◆ SHORT PROBLEM:
Here are some records; copy every line that holds the word "boat".

◆ TASK DATA:
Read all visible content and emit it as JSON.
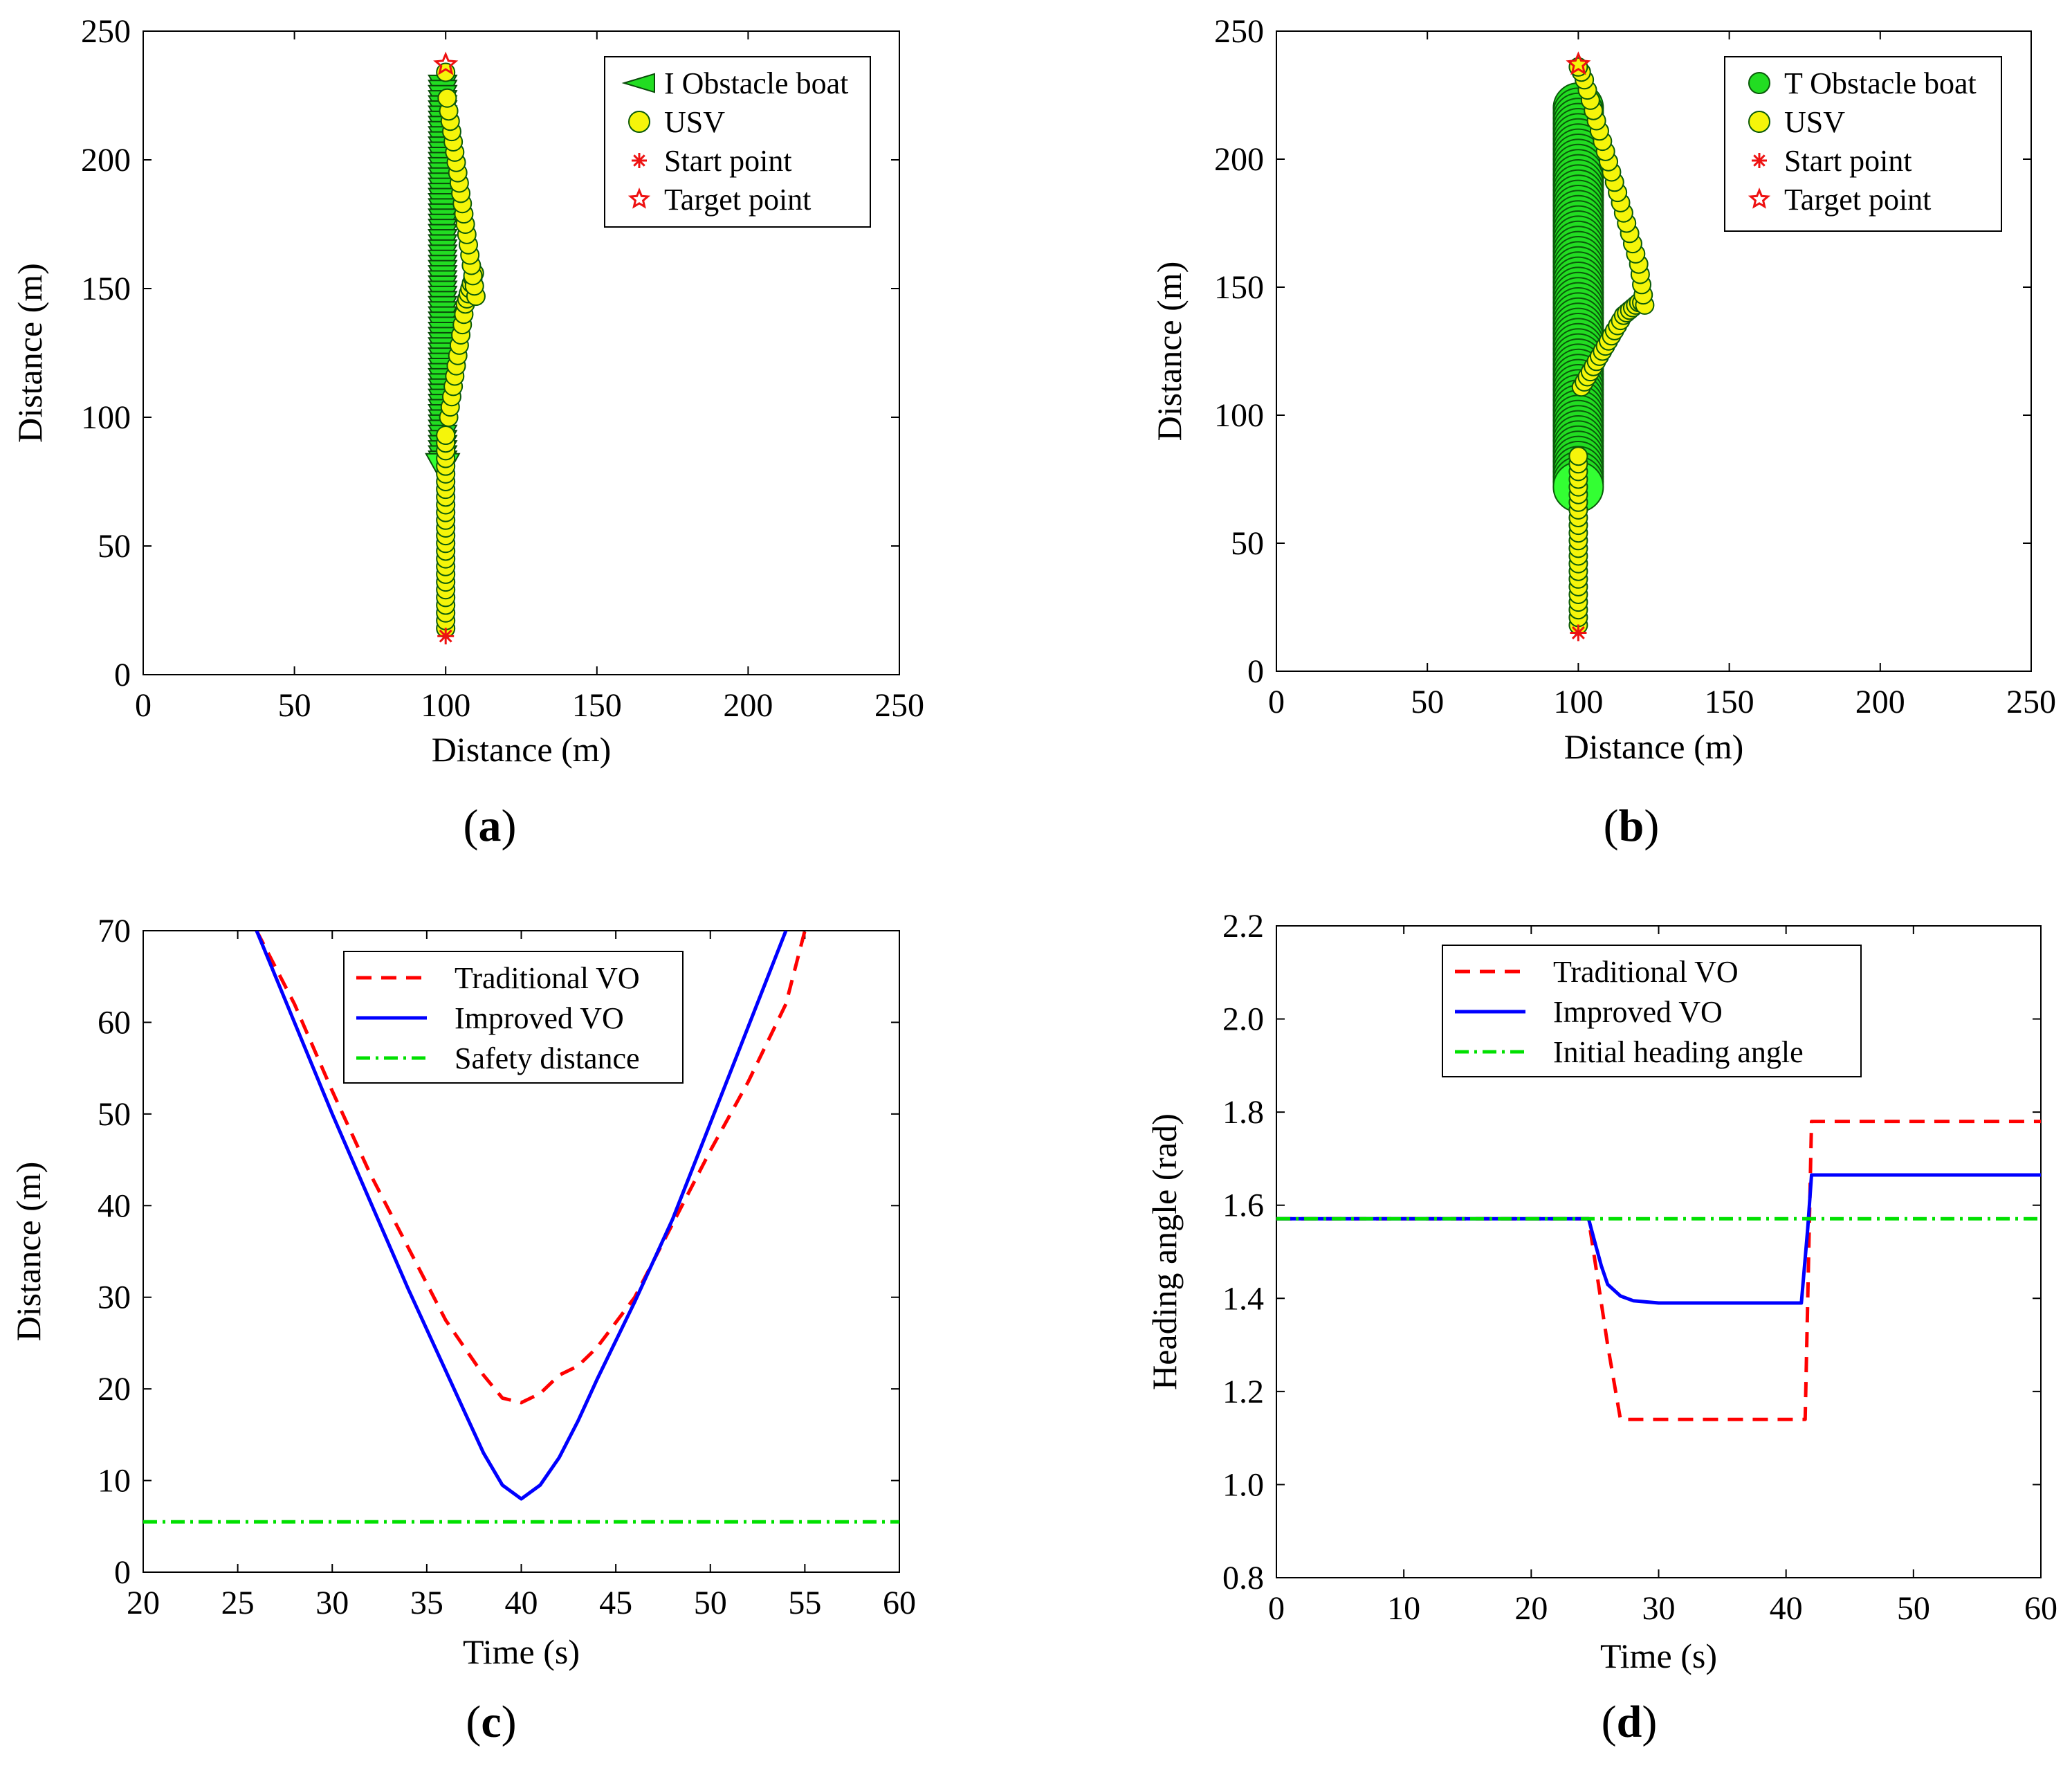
{
  "chart_data": [
    {
      "id": "a",
      "type": "scatter",
      "panel_label": "a",
      "xlabel": "Distance (m)",
      "ylabel": "Distance (m)",
      "xlim": [
        0,
        250
      ],
      "ylim": [
        0,
        250
      ],
      "xticks": [
        "0",
        "50",
        "100",
        "150",
        "200",
        "250"
      ],
      "yticks": [
        "0",
        "50",
        "100",
        "150",
        "200",
        "250"
      ],
      "legend": [
        "I Obstacle boat",
        "USV",
        "Start point",
        "Target point"
      ],
      "legend_position": "top-right",
      "series": [
        {
          "name": "I Obstacle boat",
          "marker": "triangle",
          "color": "#22dd22",
          "x": [
            99,
            99,
            99,
            99,
            99,
            99,
            99,
            99,
            99,
            99,
            99,
            99,
            99,
            99,
            99,
            99,
            99,
            99,
            99,
            99,
            99,
            99,
            99,
            99,
            99,
            99,
            99,
            99,
            99,
            99,
            99,
            99,
            99,
            99,
            99,
            99,
            99,
            99,
            99,
            99,
            99,
            99,
            99,
            99,
            99,
            99,
            99,
            99,
            99,
            99,
            99,
            99,
            99,
            99,
            99,
            99,
            99,
            99,
            99,
            99,
            99,
            99,
            99,
            99,
            99,
            99,
            99,
            99,
            99,
            99,
            99,
            99,
            99,
            99,
            99
          ],
          "y": [
            228,
            226,
            224,
            222,
            220,
            218,
            216,
            214,
            212,
            210,
            208,
            206,
            204,
            202,
            200,
            198,
            196,
            194,
            192,
            190,
            188,
            186,
            184,
            182,
            180,
            178,
            176,
            174,
            172,
            170,
            168,
            166,
            164,
            162,
            160,
            158,
            156,
            154,
            152,
            150,
            148,
            146,
            144,
            142,
            140,
            138,
            136,
            134,
            132,
            130,
            128,
            126,
            124,
            122,
            120,
            118,
            116,
            114,
            112,
            110,
            108,
            106,
            104,
            102,
            100,
            98,
            96,
            94,
            92,
            90,
            88,
            86,
            84,
            82,
            80
          ]
        },
        {
          "name": "USV",
          "marker": "circle",
          "color": "#f5f50a",
          "x": [
            100,
            100,
            100,
            100,
            100,
            100,
            100,
            100,
            100,
            100,
            100,
            100,
            100,
            100,
            100,
            100,
            100,
            100,
            100,
            100,
            100,
            100,
            100,
            100,
            100,
            100,
            101,
            101.5,
            102,
            102.5,
            103,
            103.5,
            104,
            104.5,
            105,
            105.5,
            106,
            106.5,
            107,
            107.5,
            108,
            108.5,
            109,
            109.5,
            110,
            109.5,
            109,
            108.5,
            108,
            107.5,
            107,
            106.5,
            106,
            105.5,
            105,
            104.5,
            104,
            103.5,
            103,
            102.5,
            102,
            101.5,
            101,
            100.5,
            100
          ],
          "y": [
            18,
            21,
            24,
            27,
            30,
            33,
            36,
            39,
            42,
            45,
            48,
            51,
            54,
            57,
            60,
            63,
            66,
            69,
            72,
            75,
            78,
            81,
            84,
            87,
            90,
            93,
            100,
            104,
            108,
            112,
            116,
            120,
            124,
            128,
            132,
            136,
            140,
            144,
            146,
            148,
            150,
            152,
            154,
            156,
            147,
            151,
            155,
            159,
            163,
            167,
            171,
            175,
            179,
            183,
            187,
            191,
            195,
            199,
            203,
            207,
            211,
            215,
            219,
            224,
            234
          ]
        },
        {
          "name": "Start point",
          "marker": "asterisk",
          "color": "#ee1111",
          "x": [
            100
          ],
          "y": [
            15
          ]
        },
        {
          "name": "Target point",
          "marker": "star",
          "color": "#ee1111",
          "x": [
            100
          ],
          "y": [
            237
          ]
        }
      ]
    },
    {
      "id": "b",
      "type": "scatter",
      "panel_label": "b",
      "xlabel": "Distance (m)",
      "ylabel": "Distance (m)",
      "xlim": [
        0,
        250
      ],
      "ylim": [
        0,
        250
      ],
      "xticks": [
        "0",
        "50",
        "100",
        "150",
        "200",
        "250"
      ],
      "yticks": [
        "0",
        "50",
        "100",
        "150",
        "200",
        "250"
      ],
      "legend": [
        "T Obstacle boat",
        "USV",
        "Start point",
        "Target point"
      ],
      "legend_position": "top-right",
      "series": [
        {
          "name": "T Obstacle boat",
          "marker": "circle",
          "color": "#22dd22",
          "x": [
            100,
            100,
            100,
            100,
            100,
            100,
            100,
            100,
            100,
            100,
            100,
            100,
            100,
            100,
            100,
            100,
            100,
            100,
            100,
            100,
            100,
            100,
            100,
            100,
            100,
            100,
            100,
            100,
            100,
            100,
            100,
            100,
            100,
            100,
            100,
            100,
            100,
            100,
            100,
            100,
            100,
            100,
            100,
            100,
            100,
            100,
            100,
            100,
            100,
            100,
            100,
            100,
            100,
            100,
            100,
            100,
            100,
            100,
            100,
            100,
            100,
            100,
            100,
            100,
            100,
            100,
            100,
            100,
            100,
            100,
            100,
            100,
            100,
            100,
            100
          ],
          "y": [
            220,
            218,
            216,
            214,
            212,
            210,
            208,
            206,
            204,
            202,
            200,
            198,
            196,
            194,
            192,
            190,
            188,
            186,
            184,
            182,
            180,
            178,
            176,
            174,
            172,
            170,
            168,
            166,
            164,
            162,
            160,
            158,
            156,
            154,
            152,
            150,
            148,
            146,
            144,
            142,
            140,
            138,
            136,
            134,
            132,
            130,
            128,
            126,
            124,
            122,
            120,
            118,
            116,
            114,
            112,
            110,
            108,
            106,
            104,
            102,
            100,
            98,
            96,
            94,
            92,
            90,
            88,
            86,
            84,
            82,
            80,
            78,
            76,
            74,
            72
          ]
        },
        {
          "name": "USV",
          "marker": "circle",
          "color": "#f5f50a",
          "x": [
            100,
            100,
            100,
            100,
            100,
            100,
            100,
            100,
            100,
            100,
            100,
            100,
            100,
            100,
            100,
            100,
            100,
            100,
            100,
            100,
            100,
            100,
            100,
            101,
            102,
            103,
            104,
            105,
            106,
            107,
            108,
            109,
            110,
            111,
            112,
            113,
            114,
            115,
            116,
            117,
            118,
            119,
            120,
            121,
            122,
            121.5,
            121,
            120.5,
            120,
            119,
            118,
            117,
            116,
            115,
            114,
            113,
            112,
            111,
            110,
            109,
            108,
            107,
            106,
            105,
            104,
            103,
            102,
            101,
            100
          ],
          "y": [
            18,
            21,
            24,
            27,
            30,
            33,
            36,
            39,
            42,
            45,
            48,
            51,
            54,
            57,
            60,
            63,
            66,
            69,
            72,
            75,
            78,
            81,
            84,
            111,
            113,
            115,
            117,
            119,
            121,
            123,
            125,
            127,
            129,
            131,
            133,
            135,
            137,
            139,
            140,
            141,
            142,
            143,
            144,
            144,
            143,
            147,
            151,
            155,
            159,
            163,
            167,
            171,
            175,
            179,
            183,
            187,
            191,
            195,
            199,
            203,
            207,
            211,
            215,
            219,
            223,
            227,
            231,
            234,
            236
          ]
        },
        {
          "name": "Start point",
          "marker": "asterisk",
          "color": "#ee1111",
          "x": [
            100
          ],
          "y": [
            15
          ]
        },
        {
          "name": "Target point",
          "marker": "star",
          "color": "#ee1111",
          "x": [
            100
          ],
          "y": [
            237
          ]
        }
      ]
    },
    {
      "id": "c",
      "type": "line",
      "panel_label": "c",
      "xlabel": "Time (s)",
      "ylabel": "Distance (m)",
      "xlim": [
        20,
        60
      ],
      "ylim": [
        0,
        70
      ],
      "xticks": [
        "20",
        "25",
        "30",
        "35",
        "40",
        "45",
        "50",
        "55",
        "60"
      ],
      "yticks": [
        "0",
        "10",
        "20",
        "30",
        "40",
        "50",
        "60",
        "70"
      ],
      "legend": [
        "Traditional VO",
        "Improved VO",
        "Safety distance"
      ],
      "legend_position": "top-center",
      "series": [
        {
          "name": "Traditional VO",
          "style": "dashed",
          "color": "#ff0000",
          "x": [
            26,
            28,
            30,
            32,
            34,
            36,
            38,
            39,
            40,
            41,
            42,
            43,
            44,
            46,
            48,
            50,
            52,
            54,
            55
          ],
          "y": [
            70,
            62,
            52.5,
            43.5,
            35.5,
            27.5,
            21.5,
            19,
            18.5,
            19.5,
            21.5,
            22.5,
            24.5,
            30,
            38,
            46,
            53.5,
            62,
            70
          ]
        },
        {
          "name": "Improved VO",
          "style": "solid",
          "color": "#0000ff",
          "x": [
            26,
            28,
            30,
            32,
            34,
            36,
            37,
            38,
            39,
            40,
            41,
            42,
            43,
            44,
            46,
            48,
            50,
            52,
            54
          ],
          "y": [
            70,
            60,
            50,
            40.5,
            31,
            22,
            17.5,
            13,
            9.5,
            8,
            9.5,
            12.5,
            16.5,
            21,
            29.5,
            38.5,
            49,
            59.5,
            70
          ]
        },
        {
          "name": "Safety distance",
          "style": "dashdot",
          "color": "#00e000",
          "x": [
            20,
            60
          ],
          "y": [
            5.5,
            5.5
          ]
        }
      ]
    },
    {
      "id": "d",
      "type": "line",
      "panel_label": "d",
      "xlabel": "Time (s)",
      "ylabel": "Heading angle  (rad)",
      "xlim": [
        0,
        60
      ],
      "ylim": [
        0.8,
        2.2
      ],
      "xticks": [
        "0",
        "10",
        "20",
        "30",
        "40",
        "50",
        "60"
      ],
      "yticks": [
        "0.8",
        "1.0",
        "1.2",
        "1.4",
        "1.6",
        "1.8",
        "2.0",
        "2.2"
      ],
      "legend": [
        "Traditional VO",
        "Improved VO",
        "Initial heading angle"
      ],
      "legend_position": "top-center",
      "series": [
        {
          "name": "Traditional VO",
          "style": "dashed",
          "color": "#ff0000",
          "x": [
            0,
            24.5,
            26,
            27,
            41.5,
            42,
            60
          ],
          "y": [
            1.571,
            1.571,
            1.3,
            1.14,
            1.14,
            1.78,
            1.78
          ]
        },
        {
          "name": "Improved VO",
          "style": "solid",
          "color": "#0000ff",
          "x": [
            0,
            24.5,
            25,
            25.5,
            26,
            27,
            28,
            30,
            35,
            41.2,
            41.7,
            42,
            60
          ],
          "y": [
            1.571,
            1.571,
            1.52,
            1.47,
            1.43,
            1.405,
            1.395,
            1.39,
            1.39,
            1.39,
            1.55,
            1.665,
            1.665
          ]
        },
        {
          "name": "Initial heading angle",
          "style": "dashdot",
          "color": "#00e000",
          "x": [
            0,
            60
          ],
          "y": [
            1.571,
            1.571
          ]
        }
      ]
    }
  ]
}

◆ ANSWER TO THIS EXERCISE:
        "I Obstacle boat",
          "name": "I Obstacle boat",
        "T Obstacle boat",
          "name": "T Obstacle boat",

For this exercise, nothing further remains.